• _WORK REQUIRED_
Reproduce all of the data that follows, character for character.

[start of DATA FOR THE TASK]

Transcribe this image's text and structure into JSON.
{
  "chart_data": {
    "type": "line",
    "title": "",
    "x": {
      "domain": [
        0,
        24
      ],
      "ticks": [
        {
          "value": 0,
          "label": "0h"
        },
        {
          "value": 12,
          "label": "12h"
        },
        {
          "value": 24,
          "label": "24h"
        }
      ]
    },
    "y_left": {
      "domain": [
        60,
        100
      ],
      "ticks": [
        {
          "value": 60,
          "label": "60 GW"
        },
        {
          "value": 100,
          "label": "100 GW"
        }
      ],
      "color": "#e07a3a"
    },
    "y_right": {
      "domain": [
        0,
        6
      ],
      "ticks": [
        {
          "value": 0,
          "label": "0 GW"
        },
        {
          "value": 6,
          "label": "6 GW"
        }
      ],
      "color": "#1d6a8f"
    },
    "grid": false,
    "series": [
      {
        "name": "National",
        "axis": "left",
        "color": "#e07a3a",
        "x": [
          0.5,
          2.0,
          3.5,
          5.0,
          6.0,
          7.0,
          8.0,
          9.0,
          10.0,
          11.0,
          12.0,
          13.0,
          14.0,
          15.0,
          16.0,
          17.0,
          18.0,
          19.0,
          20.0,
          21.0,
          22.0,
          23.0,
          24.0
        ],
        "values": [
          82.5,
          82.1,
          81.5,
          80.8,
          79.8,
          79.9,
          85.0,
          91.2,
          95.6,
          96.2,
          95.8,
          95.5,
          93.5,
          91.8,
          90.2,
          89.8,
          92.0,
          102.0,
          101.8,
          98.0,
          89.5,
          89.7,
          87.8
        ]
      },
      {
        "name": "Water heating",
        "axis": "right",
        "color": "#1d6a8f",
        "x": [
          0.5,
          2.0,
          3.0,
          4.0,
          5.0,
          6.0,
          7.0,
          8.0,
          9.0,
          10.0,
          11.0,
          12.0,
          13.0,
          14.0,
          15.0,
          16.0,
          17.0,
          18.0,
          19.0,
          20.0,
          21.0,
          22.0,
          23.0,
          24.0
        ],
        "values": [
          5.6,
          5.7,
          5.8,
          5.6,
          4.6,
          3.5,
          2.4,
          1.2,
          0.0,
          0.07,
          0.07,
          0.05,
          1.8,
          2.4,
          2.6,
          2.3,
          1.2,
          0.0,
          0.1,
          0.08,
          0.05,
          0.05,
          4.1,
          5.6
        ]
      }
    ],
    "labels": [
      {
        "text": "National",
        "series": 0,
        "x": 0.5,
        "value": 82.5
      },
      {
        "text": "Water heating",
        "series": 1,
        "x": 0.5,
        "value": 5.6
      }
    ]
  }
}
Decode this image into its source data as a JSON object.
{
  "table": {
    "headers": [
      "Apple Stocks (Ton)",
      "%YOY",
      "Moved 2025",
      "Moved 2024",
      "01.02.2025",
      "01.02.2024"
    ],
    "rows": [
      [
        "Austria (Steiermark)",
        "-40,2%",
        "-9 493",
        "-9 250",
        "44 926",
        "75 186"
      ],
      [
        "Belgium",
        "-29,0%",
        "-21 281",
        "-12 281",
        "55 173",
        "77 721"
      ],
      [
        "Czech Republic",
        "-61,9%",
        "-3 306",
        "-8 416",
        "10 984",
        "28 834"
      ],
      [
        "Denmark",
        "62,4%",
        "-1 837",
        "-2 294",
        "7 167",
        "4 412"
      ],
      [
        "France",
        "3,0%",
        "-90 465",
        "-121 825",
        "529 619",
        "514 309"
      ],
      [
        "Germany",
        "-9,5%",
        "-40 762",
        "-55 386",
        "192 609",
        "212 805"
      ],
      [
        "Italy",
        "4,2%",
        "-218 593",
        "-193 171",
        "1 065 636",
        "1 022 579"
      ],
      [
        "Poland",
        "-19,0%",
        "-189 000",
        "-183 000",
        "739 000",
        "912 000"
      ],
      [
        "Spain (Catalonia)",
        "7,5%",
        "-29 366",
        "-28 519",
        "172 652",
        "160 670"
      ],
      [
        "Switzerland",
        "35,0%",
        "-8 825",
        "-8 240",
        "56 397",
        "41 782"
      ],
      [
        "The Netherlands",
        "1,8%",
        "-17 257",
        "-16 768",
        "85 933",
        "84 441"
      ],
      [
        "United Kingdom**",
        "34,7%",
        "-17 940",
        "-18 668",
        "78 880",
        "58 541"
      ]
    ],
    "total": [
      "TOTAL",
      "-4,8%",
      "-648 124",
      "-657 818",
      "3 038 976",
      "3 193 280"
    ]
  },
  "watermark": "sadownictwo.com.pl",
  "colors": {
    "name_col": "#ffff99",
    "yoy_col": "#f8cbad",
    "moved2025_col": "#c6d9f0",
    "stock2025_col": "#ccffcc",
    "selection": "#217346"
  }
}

[end of DATA FOR THE TASK]

• _RESULT OF THE EXERCISE_
Transcribe this image's text and structure into JSON.
{
  "chart_data": {
    "type": "line",
    "title": "",
    "x": {
      "domain": [
        0,
        24
      ],
      "ticks": [
        {
          "value": 0,
          "label": "0h"
        },
        {
          "value": 12,
          "label": "12h"
        },
        {
          "value": 24,
          "label": "24h"
        }
      ]
    },
    "y_left": {
      "domain": [
        60,
        100
      ],
      "ticks": [
        {
          "value": 60,
          "label": "60 GW"
        },
        {
          "value": 100,
          "label": "100 GW"
        }
      ],
      "color": "#e07a3a"
    },
    "y_right": {
      "domain": [
        0,
        6
      ],
      "ticks": [
        {
          "value": 0,
          "label": "0 GW"
        },
        {
          "value": 6,
          "label": "6 GW"
        }
      ],
      "color": "#1d6a8f"
    },
    "grid": false,
    "series": [
      {
        "name": "National",
        "axis": "left",
        "color": "#e07a3a",
        "x": [
          0.5,
          2.0,
          3.5,
          5.0,
          6.0,
          7.0,
          8.0,
          9.0,
          10.0,
          11.0,
          12.0,
          13.0,
          14.0,
          15.0,
          16.0,
          17.0,
          18.0,
          19.0,
          20.0,
          21.0,
          22.0,
          23.0,
          24.0
        ],
        "values": [
          82.5,
          82.1,
          81.5,
          80.8,
          79.8,
          79.9,
          85.0,
          91.2,
          95.6,
          96.2,
          95.8,
          95.5,
          93.5,
          91.8,
          90.2,
          89.8,
          92.0,
          102.0,
          101.8,
          98.0,
          89.5,
          89.7,
          87.8
        ]
      },
      {
        "name": "Water heating",
        "axis": "right",
        "color": "#1d6a8f",
        "x": [
          0.5,
          2.0,
          3.0,
          4.0,
          5.0,
          6.0,
          7.0,
          8.0,
          9.0,
          10.0,
          11.0,
          12.0,
          13.0,
          14.0,
          15.0,
          16.0,
          17.0,
          18.0,
          19.0,
          20.0,
          21.0,
          22.0,
          23.0,
          24.0
        ],
        "values": [
          5.6,
          5.7,
          5.8,
          5.6,
          4.6,
          3.5,
          2.4,
          1.2,
          0.0,
          0.07,
          0.07,
          0.05,
          1.8,
          2.4,
          2.6,
          2.3,
          1.2,
          0.0,
          0.1,
          0.08,
          0.05,
          0.05,
          4.1,
          5.6
        ]
      }
    ],
    "labels": [
      {
        "text": "National",
        "series": 0,
        "x": 0.5,
        "value": 82.5
      },
      {
        "text": "Water heating",
        "series": 1,
        "x": 0.5,
        "value": 5.6
      }
    ]
  }
}
Decode this image into its source data as a JSON object.
{
  "table": {
    "headers": [
      "Apple Stocks (Ton)",
      "%YOY",
      "Moved 2025",
      "Moved 2024",
      "01.02.2025",
      "01.02.2024"
    ],
    "rows": [
      [
        "Austria (Steiermark)",
        "-40,2%",
        "-9 493",
        "-9 250",
        "44 926",
        "75 186"
      ],
      [
        "Belgium",
        "-29,0%",
        "-21 281",
        "-12 281",
        "55 173",
        "77 721"
      ],
      [
        "Czech Republic",
        "-61,9%",
        "-3 306",
        "-8 416",
        "10 984",
        "28 834"
      ],
      [
        "Denmark",
        "62,4%",
        "-1 837",
        "-2 294",
        "7 167",
        "4 412"
      ],
      [
        "France",
        "3,0%",
        "-90 465",
        "-121 825",
        "529 619",
        "514 309"
      ],
      [
        "Germany",
        "-9,5%",
        "-40 762",
        "-55 386",
        "192 609",
        "212 805"
      ],
      [
        "Italy",
        "4,2%",
        "-218 593",
        "-193 171",
        "1 065 636",
        "1 022 579"
      ],
      [
        "Poland",
        "-19,0%",
        "-189 000",
        "-183 000",
        "739 000",
        "912 000"
      ],
      [
        "Spain (Catalonia)",
        "7,5%",
        "-29 366",
        "-28 519",
        "172 652",
        "160 670"
      ],
      [
        "Switzerland",
        "35,0%",
        "-8 825",
        "-8 240",
        "56 397",
        "41 782"
      ],
      [
        "The Netherlands",
        "1,8%",
        "-17 257",
        "-16 768",
        "85 933",
        "84 441"
      ],
      [
        "United Kingdom**",
        "34,7%",
        "-17 940",
        "-18 668",
        "78 880",
        "58 541"
      ]
    ],
    "total": [
      "TOTAL",
      "-4,8%",
      "-648 124",
      "-657 818",
      "3 038 976",
      "3 193 280"
    ]
  },
  "watermark": "sadownictwo.com.pl",
  "colors": {
    "name_col": "#ffff99",
    "yoy_col": "#f8cbad",
    "moved2025_col": "#c6d9f0",
    "stock2025_col": "#ccffcc",
    "selection": "#217346"
  }
}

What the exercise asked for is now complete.